◆ **Instruksi Tertulis 1**
Ubahlah baris-baris data di bawah, mulai dari baris pertama hingga baris yang memuat "day-number: 17 [455,301,555,315]" (keduanya termasuk), menjadi daftar JSON berisi string dengan satu string untuk setiap baris dan tanpa baris kosong.

Eva Sundari: Presiden harus Bentuk KKR untuk Kasus 1965

Keputusan final sidang Pengadilan Rakyat Internasional (IPT) soal peristiwa 1965, di Den Haag, Belanda, mendapat respon dari berbagai pihak di Indonesia.

Keputusan yang dibacakan ketua majelis hakim Zakeria Jacoob itu menyatakan Indonesia telah melakukan kejahatan terhadap kemanusiaan atas terjadinya pembunuhan massal 1965.

Anggota DPR RI dari Fraksi PDI Perjuangan, Eva Kusuma Sundari, mengatakan, kendati Indonesia belum meratifikasi Statute Roma tentang kejahatan kemanusiaan, tetapi seyogianya pemerintah Indonesia memperhatikan keputusan IPT 1965.

Bentuk konkretnya, kata Eva, Presiden Joko Widodo menerbitkan Keputusan Presiden (Keppres) tentang pembentukan Komisi Kebenaran dan Rekonsoliasi soal peristiwa 1965.

“Banyak negara, termasuk di Amerika Latin maupun Afrika, membentuk komisi kebenaran dan rekonsiliasi lewat keputusan presiden,” kata Eva Sundari, melalui siaran pers yang diterima berdikarionline.com, Jumat (22/7/2016).

Menurut Eva, berbagai temuan, termasuk yang terbaru di IPT 1965, sudah menyimpulkan bahwa terjadi banyak pelanggaran hukum internasional maupun nasional dalam tragedi 1965, yang meliputi pembunuhan massal, pemenjaraan, penghilangan paksa, kekerasan seksual, diskriminasi terhadap korban dan keturunannya dan lain-lain.

Karena itu, lanjut Eva, pencarian kebenaran untuk peristiwa masa lalu itu sangat penting, terutama untuk menutup luka korban, keluarga korban maupun keturunan mereka, serta memetakan jalan buat masa depan.

Dia mencontohkan pengalaman banyak negara, seperti di Amerika Latin, Maroko di Afrika maupun Timor Timur, yang berhasil mempelajari masa lalu mereka serta bergerak maju tanpa beban sejarah.

“Kita tak bisa terus-menerus tak mau menutup tragedi 1965. Kita tak boleh meninggalkan pekerjaan besar ini kepada anak atau cucu kita. Kita harus melakukan rekonsiliasi dan rekonsiliasi harus dilakukan berdasarkan sesuatu dan sesuatu tersebut adalah kebenaran,” kata Eva.

Eva, yang juga aktif di Asean Parliamentarians for Human Rights, membeberkan tiga tujuan penting dari KKR ini. Pertama, pencarian kebenaran akan memberikan tempat dan waktu kepada korban dan keturunan mereka, beserta beberapa pelaku pembunuhan, untuk bersaksi soal tragedi 1965.

Kedua, pemberikan perlindungan kepada mereka yang hendak bersaksi dari kemungkinan intimidasi dan diskriminasi.

(Baris dari sumber data)

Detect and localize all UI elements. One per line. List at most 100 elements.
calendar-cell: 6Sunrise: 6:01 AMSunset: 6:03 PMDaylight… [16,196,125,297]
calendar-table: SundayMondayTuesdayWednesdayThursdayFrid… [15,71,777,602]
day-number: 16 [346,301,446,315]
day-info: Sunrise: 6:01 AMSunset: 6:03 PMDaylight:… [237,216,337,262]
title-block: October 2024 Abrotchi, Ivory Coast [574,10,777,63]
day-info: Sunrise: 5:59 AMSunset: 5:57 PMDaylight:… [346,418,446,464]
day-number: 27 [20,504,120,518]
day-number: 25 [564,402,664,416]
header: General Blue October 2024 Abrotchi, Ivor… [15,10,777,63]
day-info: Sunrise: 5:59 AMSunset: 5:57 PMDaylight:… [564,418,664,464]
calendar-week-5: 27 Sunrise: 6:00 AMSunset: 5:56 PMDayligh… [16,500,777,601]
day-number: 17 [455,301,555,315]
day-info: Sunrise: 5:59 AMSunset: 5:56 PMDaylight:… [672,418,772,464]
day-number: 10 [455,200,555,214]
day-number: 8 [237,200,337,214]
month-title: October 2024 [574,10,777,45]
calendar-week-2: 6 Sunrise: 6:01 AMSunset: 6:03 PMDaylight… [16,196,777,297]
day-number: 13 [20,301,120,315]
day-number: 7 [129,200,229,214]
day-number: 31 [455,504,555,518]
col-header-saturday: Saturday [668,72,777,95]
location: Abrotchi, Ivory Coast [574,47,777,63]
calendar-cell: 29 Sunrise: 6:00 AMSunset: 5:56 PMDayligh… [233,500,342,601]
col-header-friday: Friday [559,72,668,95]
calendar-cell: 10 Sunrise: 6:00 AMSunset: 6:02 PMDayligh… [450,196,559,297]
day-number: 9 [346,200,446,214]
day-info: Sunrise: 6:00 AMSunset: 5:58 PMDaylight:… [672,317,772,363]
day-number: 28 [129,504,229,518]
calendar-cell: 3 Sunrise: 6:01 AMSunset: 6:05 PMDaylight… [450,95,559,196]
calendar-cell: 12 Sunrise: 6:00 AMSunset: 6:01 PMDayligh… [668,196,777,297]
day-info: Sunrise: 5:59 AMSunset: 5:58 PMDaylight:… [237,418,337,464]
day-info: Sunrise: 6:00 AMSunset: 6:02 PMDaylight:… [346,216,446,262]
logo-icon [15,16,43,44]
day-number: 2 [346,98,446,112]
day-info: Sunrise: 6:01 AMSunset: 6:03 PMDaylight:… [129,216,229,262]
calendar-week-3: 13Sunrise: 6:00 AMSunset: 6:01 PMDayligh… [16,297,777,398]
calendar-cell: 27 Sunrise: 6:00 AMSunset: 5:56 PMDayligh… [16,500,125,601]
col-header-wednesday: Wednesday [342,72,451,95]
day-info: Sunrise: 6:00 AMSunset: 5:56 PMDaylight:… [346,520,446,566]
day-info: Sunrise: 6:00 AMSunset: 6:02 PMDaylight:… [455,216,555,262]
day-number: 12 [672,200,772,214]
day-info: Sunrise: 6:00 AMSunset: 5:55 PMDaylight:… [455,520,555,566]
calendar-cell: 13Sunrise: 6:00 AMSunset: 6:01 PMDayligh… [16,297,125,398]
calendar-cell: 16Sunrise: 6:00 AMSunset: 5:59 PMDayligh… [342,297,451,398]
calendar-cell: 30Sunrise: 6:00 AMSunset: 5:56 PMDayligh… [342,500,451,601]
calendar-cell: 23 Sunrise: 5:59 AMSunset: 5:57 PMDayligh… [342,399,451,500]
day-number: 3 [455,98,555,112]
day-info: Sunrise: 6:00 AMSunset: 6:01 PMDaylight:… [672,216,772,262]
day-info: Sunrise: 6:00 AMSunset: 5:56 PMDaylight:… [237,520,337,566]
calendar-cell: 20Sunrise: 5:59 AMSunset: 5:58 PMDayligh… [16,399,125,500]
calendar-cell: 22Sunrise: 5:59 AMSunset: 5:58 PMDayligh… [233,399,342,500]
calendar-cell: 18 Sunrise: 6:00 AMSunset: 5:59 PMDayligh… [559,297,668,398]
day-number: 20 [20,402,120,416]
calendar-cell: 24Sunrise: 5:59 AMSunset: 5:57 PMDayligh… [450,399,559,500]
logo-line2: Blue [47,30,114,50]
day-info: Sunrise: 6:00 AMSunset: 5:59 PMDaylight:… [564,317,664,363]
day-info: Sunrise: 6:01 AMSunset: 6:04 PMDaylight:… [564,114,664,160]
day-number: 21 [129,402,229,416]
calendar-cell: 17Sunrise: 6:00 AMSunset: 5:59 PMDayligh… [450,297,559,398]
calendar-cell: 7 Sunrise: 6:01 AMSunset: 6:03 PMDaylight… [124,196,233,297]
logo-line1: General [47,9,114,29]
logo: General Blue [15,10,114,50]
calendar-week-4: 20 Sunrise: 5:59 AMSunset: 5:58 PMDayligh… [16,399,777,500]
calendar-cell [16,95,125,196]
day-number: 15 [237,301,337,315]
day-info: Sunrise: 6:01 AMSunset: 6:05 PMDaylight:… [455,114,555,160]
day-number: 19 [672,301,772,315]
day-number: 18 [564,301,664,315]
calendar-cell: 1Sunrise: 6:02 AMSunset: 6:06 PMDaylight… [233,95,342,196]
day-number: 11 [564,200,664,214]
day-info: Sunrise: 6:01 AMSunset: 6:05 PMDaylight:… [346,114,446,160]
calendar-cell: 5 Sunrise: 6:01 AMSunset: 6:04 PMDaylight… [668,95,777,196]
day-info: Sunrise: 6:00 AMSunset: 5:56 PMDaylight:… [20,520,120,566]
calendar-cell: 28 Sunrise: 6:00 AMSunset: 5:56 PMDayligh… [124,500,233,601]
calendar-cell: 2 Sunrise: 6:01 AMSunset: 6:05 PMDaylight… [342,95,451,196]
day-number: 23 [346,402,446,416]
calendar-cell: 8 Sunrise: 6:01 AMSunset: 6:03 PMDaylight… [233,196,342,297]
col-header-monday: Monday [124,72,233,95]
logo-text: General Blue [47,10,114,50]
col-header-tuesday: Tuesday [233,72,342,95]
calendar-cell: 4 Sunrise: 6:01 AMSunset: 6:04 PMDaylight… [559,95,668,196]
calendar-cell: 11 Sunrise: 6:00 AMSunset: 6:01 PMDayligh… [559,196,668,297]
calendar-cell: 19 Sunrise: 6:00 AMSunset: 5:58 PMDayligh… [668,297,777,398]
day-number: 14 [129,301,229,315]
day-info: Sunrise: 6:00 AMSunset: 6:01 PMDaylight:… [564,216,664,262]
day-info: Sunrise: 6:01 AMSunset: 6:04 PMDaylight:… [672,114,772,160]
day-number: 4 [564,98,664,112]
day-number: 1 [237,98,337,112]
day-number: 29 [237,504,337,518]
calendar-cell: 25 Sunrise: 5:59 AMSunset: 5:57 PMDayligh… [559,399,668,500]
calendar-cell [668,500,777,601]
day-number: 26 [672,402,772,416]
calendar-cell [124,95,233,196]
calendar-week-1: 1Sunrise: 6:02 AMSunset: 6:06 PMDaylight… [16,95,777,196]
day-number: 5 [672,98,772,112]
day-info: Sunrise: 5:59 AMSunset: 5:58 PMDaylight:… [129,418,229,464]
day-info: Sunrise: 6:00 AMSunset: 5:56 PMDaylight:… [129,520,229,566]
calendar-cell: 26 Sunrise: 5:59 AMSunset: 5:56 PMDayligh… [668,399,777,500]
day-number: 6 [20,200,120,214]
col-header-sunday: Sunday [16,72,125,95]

◆ **Instruksi Tertulis 2**
Terjemahkan kalimat berikut dari artikel tentang usulan pembentukan KKR untuk kasus 1965 ke dalam bahasa Inggris: "Karena itu, lanjut Eva, pencarian kebenaran untuk peristiwa masa lalu itu sangat penting, terutama untuk menutup luka korban, keluarga korban maupun keturunan mereka, serta memetakan jalan buat masa depan."

◆ **Jawaban Latihan 1**
[
  "Detect and localize all UI elements. One per line. List at most 100 elements.",
  "calendar-cell: 6Sunrise: 6:01 AMSunset: 6:03 PMDaylight… [16,196,125,297]",
  "calendar-table: SundayMondayTuesdayWednesdayThursdayFrid… [15,71,777,602]",
  "day-number: 16 [346,301,446,315]",
  "day-info: Sunrise: 6:01 AMSunset: 6:03 PMDaylight:… [237,216,337,262]",
  "title-block: October 2024 Abrotchi, Ivory Coast [574,10,777,63]",
  "day-info: Sunrise: 5:59 AMSunset: 5:57 PMDaylight:… [346,418,446,464]",
  "day-number: 27 [20,504,120,518]",
  "day-number: 25 [564,402,664,416]",
  "header: General Blue October 2024 Abrotchi, Ivor… [15,10,777,63]",
  "day-info: Sunrise: 5:59 AMSunset: 5:57 PMDaylight:… [564,418,664,464]",
  "calendar-week-5: 27 Sunrise: 6:00 AMSunset: 5:56 PMDayligh… [16,500,777,601]",
  "day-number: 17 [455,301,555,315]"
]

◆ **Jawaban Latihan 2**
Therefore, Eva continued, the search for truth about that past event is very important, especially to heal the wounds of the victims, the victims' families, and their descendants, as well as to chart a path for the future.